_GIVEN REQUEST:_
Reproduce every record exactly as it appears, but not the pictures.

_DATA TO PROCESS:_
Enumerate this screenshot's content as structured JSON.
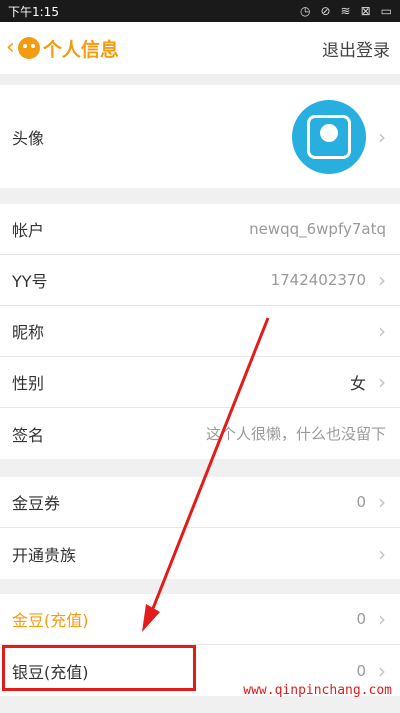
{
  "status_bar": {
    "time": "下午1:15"
  },
  "header": {
    "title": "个人信息",
    "logout": "退出登录"
  },
  "avatar_row": {
    "label": "头像"
  },
  "account_rows": [
    {
      "label": "帐户",
      "value": "newqq_6wpfy7atq"
    },
    {
      "label": "YY号",
      "value": "1742402370"
    },
    {
      "label": "昵称",
      "value": ""
    },
    {
      "label": "性别",
      "value": "女"
    },
    {
      "label": "签名",
      "value": "这个人很懒，什么也没留下"
    }
  ],
  "coupon_rows": [
    {
      "label": "金豆券",
      "value": "0"
    },
    {
      "label": "开通贵族",
      "value": ""
    }
  ],
  "bean_rows": [
    {
      "label": "金豆(充值)",
      "value": "0"
    },
    {
      "label": "银豆(充值)",
      "value": "0"
    }
  ],
  "watermark": "www.qinpinchang.com",
  "colors": {
    "accent": "#f39c12",
    "avatar": "#29aee0",
    "annotation": "#e21b1b"
  }
}
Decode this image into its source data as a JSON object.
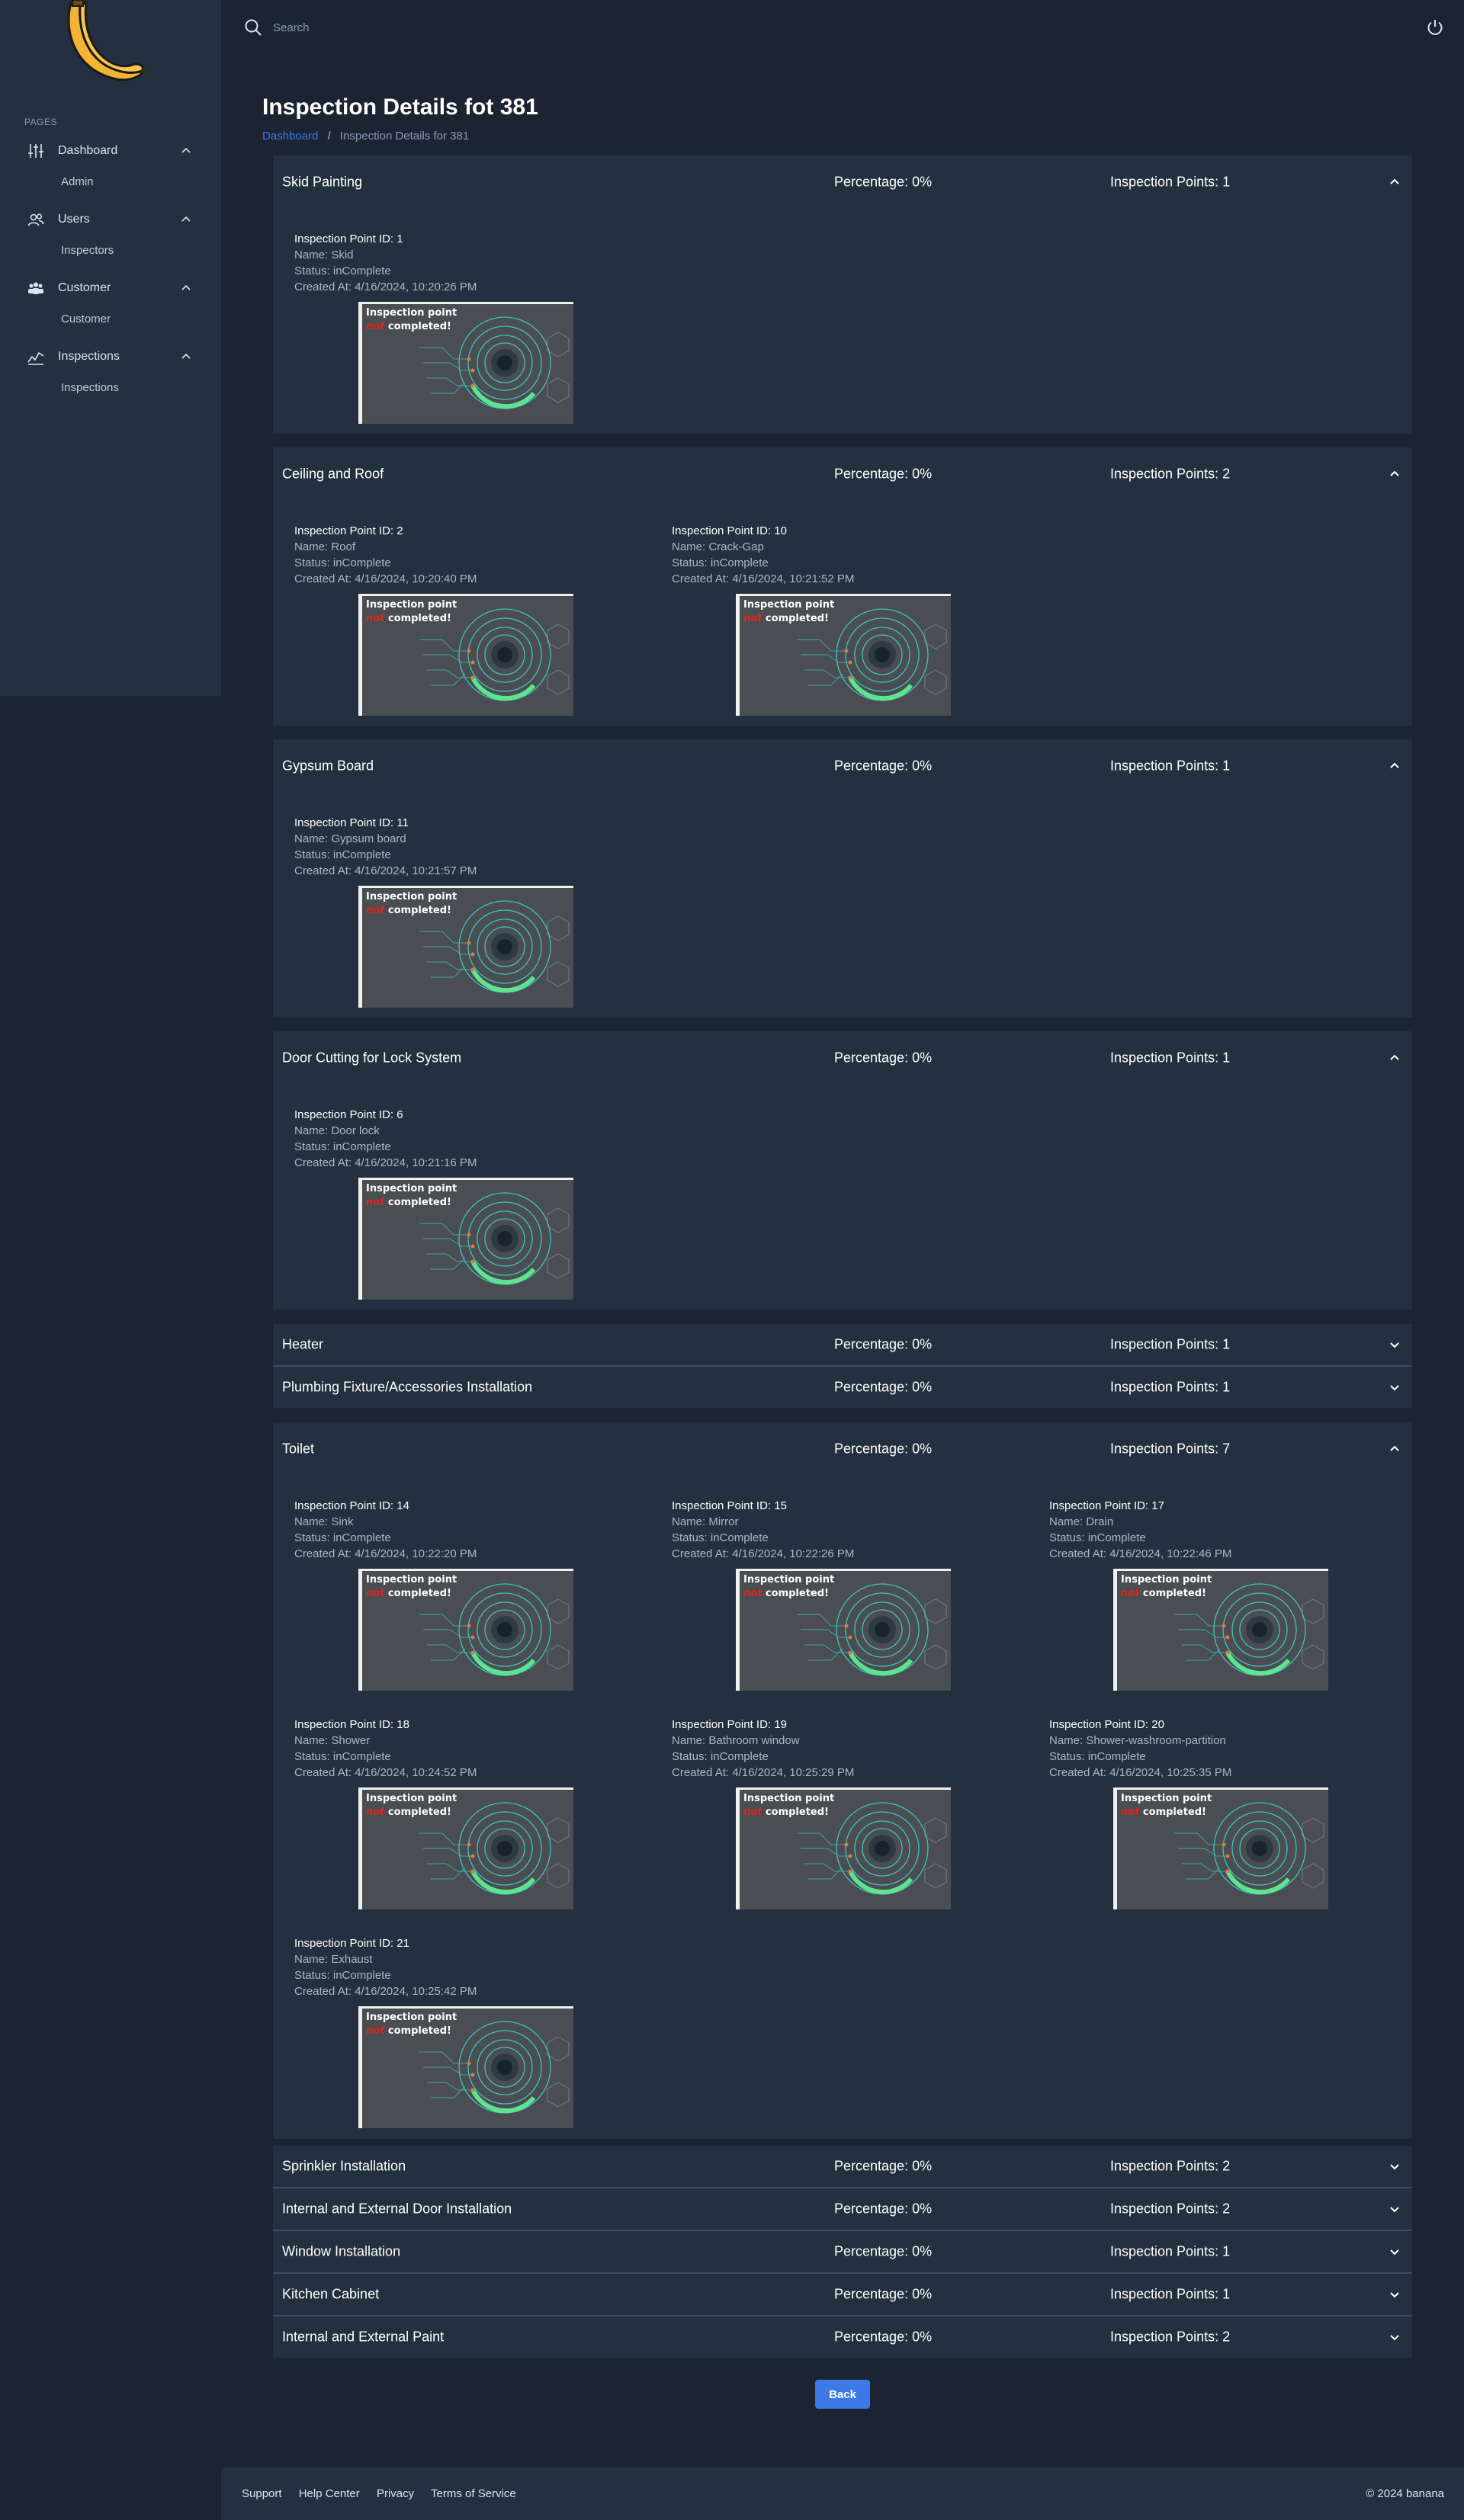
{
  "sidebar": {
    "section_label": "PAGES",
    "groups": [
      {
        "label": "Dashboard",
        "icon": "sliders-icon",
        "sub": "Admin"
      },
      {
        "label": "Users",
        "icon": "users-icon",
        "sub": "Inspectors"
      },
      {
        "label": "Customer",
        "icon": "customers-icon",
        "sub": "Customer"
      },
      {
        "label": "Inspections",
        "icon": "chart-icon",
        "sub": "Inspections"
      }
    ]
  },
  "topbar": {
    "search_placeholder": "Search"
  },
  "page": {
    "title": "Inspection Details fot 381",
    "breadcrumb_home": "Dashboard",
    "breadcrumb_sep": "/",
    "breadcrumb_current": "Inspection Details for 381"
  },
  "image_caption": {
    "line1": "Inspection point",
    "not": "not",
    "line2": " completed!"
  },
  "sections": [
    {
      "title": "Skid Painting",
      "percentage": "Percentage: 0%",
      "points": "Inspection Points: 1",
      "expanded": true,
      "items": [
        {
          "id": "Inspection Point ID: 1",
          "name": "Name: Skid",
          "status": "Status: inComplete",
          "created": "Created At: 4/16/2024, 10:20:26 PM"
        }
      ]
    },
    {
      "title": "Ceiling and Roof",
      "percentage": "Percentage: 0%",
      "points": "Inspection Points: 2",
      "expanded": true,
      "items": [
        {
          "id": "Inspection Point ID: 2",
          "name": "Name: Roof",
          "status": "Status: inComplete",
          "created": "Created At: 4/16/2024, 10:20:40 PM"
        },
        {
          "id": "Inspection Point ID: 10",
          "name": "Name: Crack-Gap",
          "status": "Status: inComplete",
          "created": "Created At: 4/16/2024, 10:21:52 PM"
        }
      ]
    },
    {
      "title": "Gypsum Board",
      "percentage": "Percentage: 0%",
      "points": "Inspection Points: 1",
      "expanded": true,
      "items": [
        {
          "id": "Inspection Point ID: 11",
          "name": "Name: Gypsum board",
          "status": "Status: inComplete",
          "created": "Created At: 4/16/2024, 10:21:57 PM"
        }
      ]
    },
    {
      "title": "Door Cutting for Lock System",
      "percentage": "Percentage: 0%",
      "points": "Inspection Points: 1",
      "expanded": true,
      "items": [
        {
          "id": "Inspection Point ID: 6",
          "name": "Name: Door lock",
          "status": "Status: inComplete",
          "created": "Created At: 4/16/2024, 10:21:16 PM"
        }
      ]
    },
    {
      "title": "Heater",
      "percentage": "Percentage: 0%",
      "points": "Inspection Points: 1",
      "expanded": false,
      "items": []
    },
    {
      "title": "Plumbing Fixture/Accessories Installation",
      "percentage": "Percentage: 0%",
      "points": "Inspection Points: 1",
      "expanded": false,
      "items": []
    },
    {
      "title": "Toilet",
      "percentage": "Percentage: 0%",
      "points": "Inspection Points: 7",
      "expanded": true,
      "items": [
        {
          "id": "Inspection Point ID: 14",
          "name": "Name: Sink",
          "status": "Status: inComplete",
          "created": "Created At: 4/16/2024, 10:22:20 PM"
        },
        {
          "id": "Inspection Point ID: 15",
          "name": "Name: Mirror",
          "status": "Status: inComplete",
          "created": "Created At: 4/16/2024, 10:22:26 PM"
        },
        {
          "id": "Inspection Point ID: 17",
          "name": "Name: Drain",
          "status": "Status: inComplete",
          "created": "Created At: 4/16/2024, 10:22:46 PM"
        },
        {
          "id": "Inspection Point ID: 18",
          "name": "Name: Shower",
          "status": "Status: inComplete",
          "created": "Created At: 4/16/2024, 10:24:52 PM"
        },
        {
          "id": "Inspection Point ID: 19",
          "name": "Name: Bathroom window",
          "status": "Status: inComplete",
          "created": "Created At: 4/16/2024, 10:25:29 PM"
        },
        {
          "id": "Inspection Point ID: 20",
          "name": "Name: Shower-washroom-partition",
          "status": "Status: inComplete",
          "created": "Created At: 4/16/2024, 10:25:35 PM"
        },
        {
          "id": "Inspection Point ID: 21",
          "name": "Name: Exhaust",
          "status": "Status: inComplete",
          "created": "Created At: 4/16/2024, 10:25:42 PM"
        }
      ]
    },
    {
      "title": "Sprinkler Installation",
      "percentage": "Percentage: 0%",
      "points": "Inspection Points: 2",
      "expanded": false,
      "items": []
    },
    {
      "title": "Internal and External Door Installation",
      "percentage": "Percentage: 0%",
      "points": "Inspection Points: 2",
      "expanded": false,
      "items": []
    },
    {
      "title": "Window Installation",
      "percentage": "Percentage: 0%",
      "points": "Inspection Points: 1",
      "expanded": false,
      "items": []
    },
    {
      "title": "Kitchen Cabinet",
      "percentage": "Percentage: 0%",
      "points": "Inspection Points: 1",
      "expanded": false,
      "items": []
    },
    {
      "title": "Internal and External Paint",
      "percentage": "Percentage: 0%",
      "points": "Inspection Points: 2",
      "expanded": false,
      "items": []
    }
  ],
  "back_label": "Back",
  "footer": {
    "links": [
      "Support",
      "Help Center",
      "Privacy",
      "Terms of Service"
    ],
    "copyright": "© 2024 banana"
  },
  "colors": {
    "background": "#1c2434",
    "panel": "#24303f",
    "accent": "#3c78e6",
    "muted_text": "#aeb7c0",
    "caption_not": "#e2231a"
  }
}
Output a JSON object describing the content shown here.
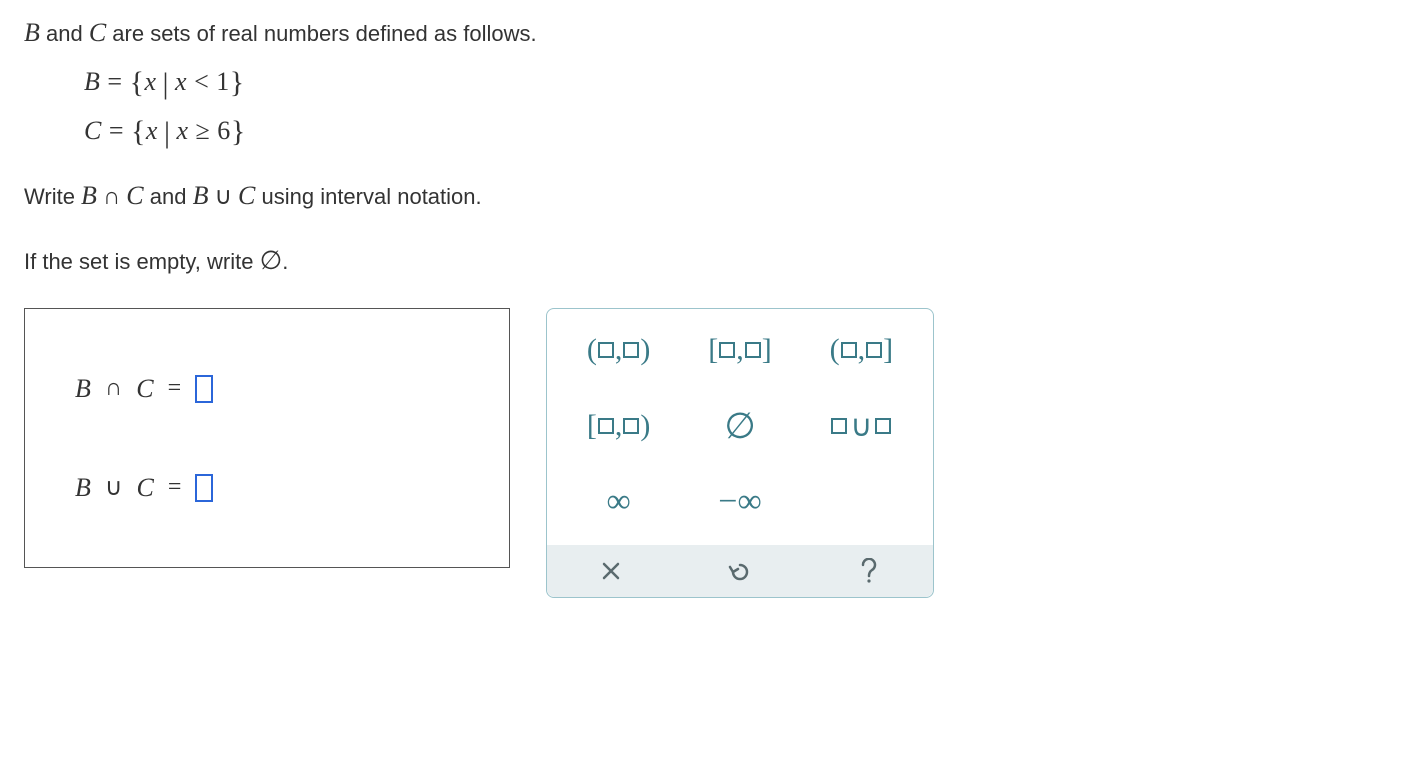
{
  "prompt": {
    "intro_pre": "",
    "var_b": "B",
    "intro_mid": " and ",
    "var_c": "C",
    "intro_post": " are sets of real numbers defined as follows."
  },
  "set_defs": {
    "b_lhs": "B",
    "b_cond": "x < 1",
    "c_lhs": "C",
    "c_cond": "x ≥ 6"
  },
  "instruction": {
    "write": "Write ",
    "b1": "B",
    "cap": " ∩ ",
    "c1": "C",
    "and": " and ",
    "b2": "B",
    "cup": " ∪ ",
    "c2": "C",
    "tail": " using interval notation.",
    "empty_pre": "If the set is empty, write ",
    "empty_sym": "∅",
    "empty_post": "."
  },
  "answers": {
    "line1": {
      "b": "B",
      "op": "∩",
      "c": "C",
      "eq": "="
    },
    "line2": {
      "b": "B",
      "op": "∪",
      "c": "C",
      "eq": "="
    }
  },
  "palette": {
    "open_open": "(▫,▫)",
    "closed_closed": "[▫,▫]",
    "open_closed": "(▫,▫]",
    "closed_open": "[▫,▫)",
    "empty": "∅",
    "union": "▫∪▫",
    "inf": "∞",
    "neg_inf": "−∞"
  },
  "footer": {
    "clear": "×",
    "undo": "↶",
    "help": "?"
  }
}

_TASK RESPONSE:_
Enumerate this screenshot's content as structured JSON.
{
  "status_bar": {
    "time": "下午1:15"
  },
  "header": {
    "title": "个人信息",
    "logout": "退出登录"
  },
  "avatar_row": {
    "label": "头像"
  },
  "account_rows": [
    {
      "label": "帐户",
      "value": "newqq_6wpfy7atq"
    },
    {
      "label": "YY号",
      "value": "1742402370"
    },
    {
      "label": "昵称",
      "value": ""
    },
    {
      "label": "性别",
      "value": "女"
    },
    {
      "label": "签名",
      "value": "这个人很懒，什么也没留下"
    }
  ],
  "coupon_rows": [
    {
      "label": "金豆券",
      "value": "0"
    },
    {
      "label": "开通贵族",
      "value": ""
    }
  ],
  "bean_rows": [
    {
      "label": "金豆(充值)",
      "value": "0"
    },
    {
      "label": "银豆(充值)",
      "value": "0"
    }
  ],
  "watermark": "www.qinpinchang.com",
  "colors": {
    "accent": "#f39c12",
    "avatar": "#29aee0",
    "annotation": "#e21b1b"
  }
}
Decode this image into its source data as a JSON object.
{
  "sidebar": {
    "section_label": "PAGES",
    "groups": [
      {
        "label": "Dashboard",
        "icon": "sliders-icon",
        "sub": "Admin"
      },
      {
        "label": "Users",
        "icon": "users-icon",
        "sub": "Inspectors"
      },
      {
        "label": "Customer",
        "icon": "customers-icon",
        "sub": "Customer"
      },
      {
        "label": "Inspections",
        "icon": "chart-icon",
        "sub": "Inspections"
      }
    ]
  },
  "topbar": {
    "search_placeholder": "Search"
  },
  "page": {
    "title": "Inspection Details fot 381",
    "breadcrumb_home": "Dashboard",
    "breadcrumb_sep": "/",
    "breadcrumb_current": "Inspection Details for 381"
  },
  "image_caption": {
    "line1": "Inspection point",
    "not": "not",
    "line2": " completed!"
  },
  "sections": [
    {
      "title": "Skid Painting",
      "percentage": "Percentage: 0%",
      "points": "Inspection Points: 1",
      "expanded": true,
      "items": [
        {
          "id": "Inspection Point ID: 1",
          "name": "Name: Skid",
          "status": "Status: inComplete",
          "created": "Created At: 4/16/2024, 10:20:26 PM"
        }
      ]
    },
    {
      "title": "Ceiling and Roof",
      "percentage": "Percentage: 0%",
      "points": "Inspection Points: 2",
      "expanded": true,
      "items": [
        {
          "id": "Inspection Point ID: 2",
          "name": "Name: Roof",
          "status": "Status: inComplete",
          "created": "Created At: 4/16/2024, 10:20:40 PM"
        },
        {
          "id": "Inspection Point ID: 10",
          "name": "Name: Crack-Gap",
          "status": "Status: inComplete",
          "created": "Created At: 4/16/2024, 10:21:52 PM"
        }
      ]
    },
    {
      "title": "Gypsum Board",
      "percentage": "Percentage: 0%",
      "points": "Inspection Points: 1",
      "expanded": true,
      "items": [
        {
          "id": "Inspection Point ID: 11",
          "name": "Name: Gypsum board",
          "status": "Status: inComplete",
          "created": "Created At: 4/16/2024, 10:21:57 PM"
        }
      ]
    },
    {
      "title": "Door Cutting for Lock System",
      "percentage": "Percentage: 0%",
      "points": "Inspection Points: 1",
      "expanded": true,
      "items": [
        {
          "id": "Inspection Point ID: 6",
          "name": "Name: Door lock",
          "status": "Status: inComplete",
          "created": "Created At: 4/16/2024, 10:21:16 PM"
        }
      ]
    },
    {
      "title": "Heater",
      "percentage": "Percentage: 0%",
      "points": "Inspection Points: 1",
      "expanded": false,
      "items": []
    },
    {
      "title": "Plumbing Fixture/Accessories Installation",
      "percentage": "Percentage: 0%",
      "points": "Inspection Points: 1",
      "expanded": false,
      "items": []
    },
    {
      "title": "Toilet",
      "percentage": "Percentage: 0%",
      "points": "Inspection Points: 7",
      "expanded": true,
      "items": [
        {
          "id": "Inspection Point ID: 14",
          "name": "Name: Sink",
          "status": "Status: inComplete",
          "created": "Created At: 4/16/2024, 10:22:20 PM"
        },
        {
          "id": "Inspection Point ID: 15",
          "name": "Name: Mirror",
          "status": "Status: inComplete",
          "created": "Created At: 4/16/2024, 10:22:26 PM"
        },
        {
          "id": "Inspection Point ID: 17",
          "name": "Name: Drain",
          "status": "Status: inComplete",
          "created": "Created At: 4/16/2024, 10:22:46 PM"
        },
        {
          "id": "Inspection Point ID: 18",
          "name": "Name: Shower",
          "status": "Status: inComplete",
          "created": "Created At: 4/16/2024, 10:24:52 PM"
        },
        {
          "id": "Inspection Point ID: 19",
          "name": "Name: Bathroom window",
          "status": "Status: inComplete",
          "created": "Created At: 4/16/2024, 10:25:29 PM"
        },
        {
          "id": "Inspection Point ID: 20",
          "name": "Name: Shower-washroom-partition",
          "status": "Status: inComplete",
          "created": "Created At: 4/16/2024, 10:25:35 PM"
        },
        {
          "id": "Inspection Point ID: 21",
          "name": "Name: Exhaust",
          "status": "Status: inComplete",
          "created": "Created At: 4/16/2024, 10:25:42 PM"
        }
      ]
    },
    {
      "title": "Sprinkler Installation",
      "percentage": "Percentage: 0%",
      "points": "Inspection Points: 2",
      "expanded": false,
      "items": []
    },
    {
      "title": "Internal and External Door Installation",
      "percentage": "Percentage: 0%",
      "points": "Inspection Points: 2",
      "expanded": false,
      "items": []
    },
    {
      "title": "Window Installation",
      "percentage": "Percentage: 0%",
      "points": "Inspection Points: 1",
      "expanded": false,
      "items": []
    },
    {
      "title": "Kitchen Cabinet",
      "percentage": "Percentage: 0%",
      "points": "Inspection Points: 1",
      "expanded": false,
      "items": []
    },
    {
      "title": "Internal and External Paint",
      "percentage": "Percentage: 0%",
      "points": "Inspection Points: 2",
      "expanded": false,
      "items": []
    }
  ],
  "back_label": "Back",
  "footer": {
    "links": [
      "Support",
      "Help Center",
      "Privacy",
      "Terms of Service"
    ],
    "copyright": "© 2024 banana"
  },
  "colors": {
    "background": "#1c2434",
    "panel": "#24303f",
    "accent": "#3c78e6",
    "muted_text": "#aeb7c0",
    "caption_not": "#e2231a"
  }
}
Output a JSON object describing the content shown here.
{
  "prompt": {
    "intro_pre": "",
    "var_b": "B",
    "intro_mid": " and ",
    "var_c": "C",
    "intro_post": " are sets of real numbers defined as follows."
  },
  "set_defs": {
    "b_lhs": "B",
    "b_cond": "x < 1",
    "c_lhs": "C",
    "c_cond": "x ≥ 6"
  },
  "instruction": {
    "write": "Write ",
    "b1": "B",
    "cap": " ∩ ",
    "c1": "C",
    "and": " and ",
    "b2": "B",
    "cup": " ∪ ",
    "c2": "C",
    "tail": " using interval notation.",
    "empty_pre": "If the set is empty, write ",
    "empty_sym": "∅",
    "empty_post": "."
  },
  "answers": {
    "line1": {
      "b": "B",
      "op": "∩",
      "c": "C",
      "eq": "="
    },
    "line2": {
      "b": "B",
      "op": "∪",
      "c": "C",
      "eq": "="
    }
  },
  "palette": {
    "open_open": "(▫,▫)",
    "closed_closed": "[▫,▫]",
    "open_closed": "(▫,▫]",
    "closed_open": "[▫,▫)",
    "empty": "∅",
    "union": "▫∪▫",
    "inf": "∞",
    "neg_inf": "−∞"
  },
  "footer": {
    "clear": "×",
    "undo": "↶",
    "help": "?"
  }
}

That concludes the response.